* _WHAT THE EXERCISE ASKS_: Copy out the part of the article on Nucleai's funding that begins at the words "Israeli startup Nucleai, which" and stops after "biopharma firm Debiopharm.", and substitute "artificial intelligence" for "machine learning".

* _READING PASSAGE_:
* * * *

Nucleai raises $6.5 million to help pharma firms match drugs to cancer patients

Swiss biopharma firm Debiopharm leads investment in Tel Aviv-based startup that uses computer vision to analyze cancer biopsies and predict drug response

Shoshanna Solomon was The Times of Israel's Startups and Business reporter

Nucleai's team: Lotan Chorev VP R&D, Eliron Amir, COO, Avi Veidman, CEO, Albert Achterberg, CTO (David-Garb)
Nucleai's team: Lotan Chorev VP R&D, Eliron Amir, COO, Avi Veidman, CEO, Albert Achterberg, CTO (David-Garb)

Israeli startup Nucleai, which uses computer vision and machine learning to study the characteristics of tumors to help drug companies predict who will react to medication, said it has raised $6.5 million from investors including Swiss biopharma firm Debiopharm.

The $3.5 million investment from Debiopharm marks the first time the Swiss firm, which specializes in drug development, manufacturing and digital health, is investing in an Israeli company, Nucleai’s CEO Avi Veidman said. Existing investors Vertex Ventures and Grove Ventures also participated in the round, the company said.

The Tel Aviv-based startup, co-founded in 2017 by Veidman, a graduate of an elite technological unit of the Israeli Military Intelligence corps specializing in computer vision, originally set out to use computer vision and artificial intelligence to help pathologists process and analyze biopsies for cancer more accurately and quickly.

* * * *

* _INFORMATION SHOWN_:
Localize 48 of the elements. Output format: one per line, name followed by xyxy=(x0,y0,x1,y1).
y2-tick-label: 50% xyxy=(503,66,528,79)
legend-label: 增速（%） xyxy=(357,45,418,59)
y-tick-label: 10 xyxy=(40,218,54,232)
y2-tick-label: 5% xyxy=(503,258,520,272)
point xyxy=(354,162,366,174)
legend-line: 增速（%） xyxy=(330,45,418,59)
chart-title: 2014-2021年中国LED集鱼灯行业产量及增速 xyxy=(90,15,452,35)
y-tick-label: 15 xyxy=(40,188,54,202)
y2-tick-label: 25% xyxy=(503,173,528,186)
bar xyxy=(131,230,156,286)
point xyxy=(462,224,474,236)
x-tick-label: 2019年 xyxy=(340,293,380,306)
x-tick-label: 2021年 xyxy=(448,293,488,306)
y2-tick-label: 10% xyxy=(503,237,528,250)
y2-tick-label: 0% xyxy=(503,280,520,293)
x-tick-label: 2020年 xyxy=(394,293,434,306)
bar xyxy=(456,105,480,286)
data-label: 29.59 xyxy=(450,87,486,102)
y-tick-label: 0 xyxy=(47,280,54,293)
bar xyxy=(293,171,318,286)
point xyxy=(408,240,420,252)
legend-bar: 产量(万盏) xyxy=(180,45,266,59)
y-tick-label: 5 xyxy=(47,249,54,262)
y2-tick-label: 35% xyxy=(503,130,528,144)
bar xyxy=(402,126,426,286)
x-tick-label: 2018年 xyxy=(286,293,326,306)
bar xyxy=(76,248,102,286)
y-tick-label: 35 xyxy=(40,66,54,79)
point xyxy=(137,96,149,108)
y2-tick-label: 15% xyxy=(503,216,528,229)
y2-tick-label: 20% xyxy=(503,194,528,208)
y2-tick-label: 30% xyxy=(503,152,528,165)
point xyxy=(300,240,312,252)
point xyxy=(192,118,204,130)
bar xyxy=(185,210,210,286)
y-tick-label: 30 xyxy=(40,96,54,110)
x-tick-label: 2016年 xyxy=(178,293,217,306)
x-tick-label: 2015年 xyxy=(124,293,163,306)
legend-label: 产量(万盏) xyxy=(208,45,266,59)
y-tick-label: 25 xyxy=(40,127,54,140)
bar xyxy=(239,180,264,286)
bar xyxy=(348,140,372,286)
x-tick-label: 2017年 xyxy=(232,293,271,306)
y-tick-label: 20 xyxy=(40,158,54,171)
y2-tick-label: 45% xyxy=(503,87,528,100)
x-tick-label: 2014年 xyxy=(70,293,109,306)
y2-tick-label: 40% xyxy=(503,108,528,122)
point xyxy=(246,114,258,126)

* * * *

* _FINAL ANSWER_:
Israeli startup Nucleai, which uses computer vision and artificial intelligence to study the characteristics of tumors to help drug companies predict who will react to medication, said it has raised $6.5 million from investors including Swiss biopharma firm Debiopharm.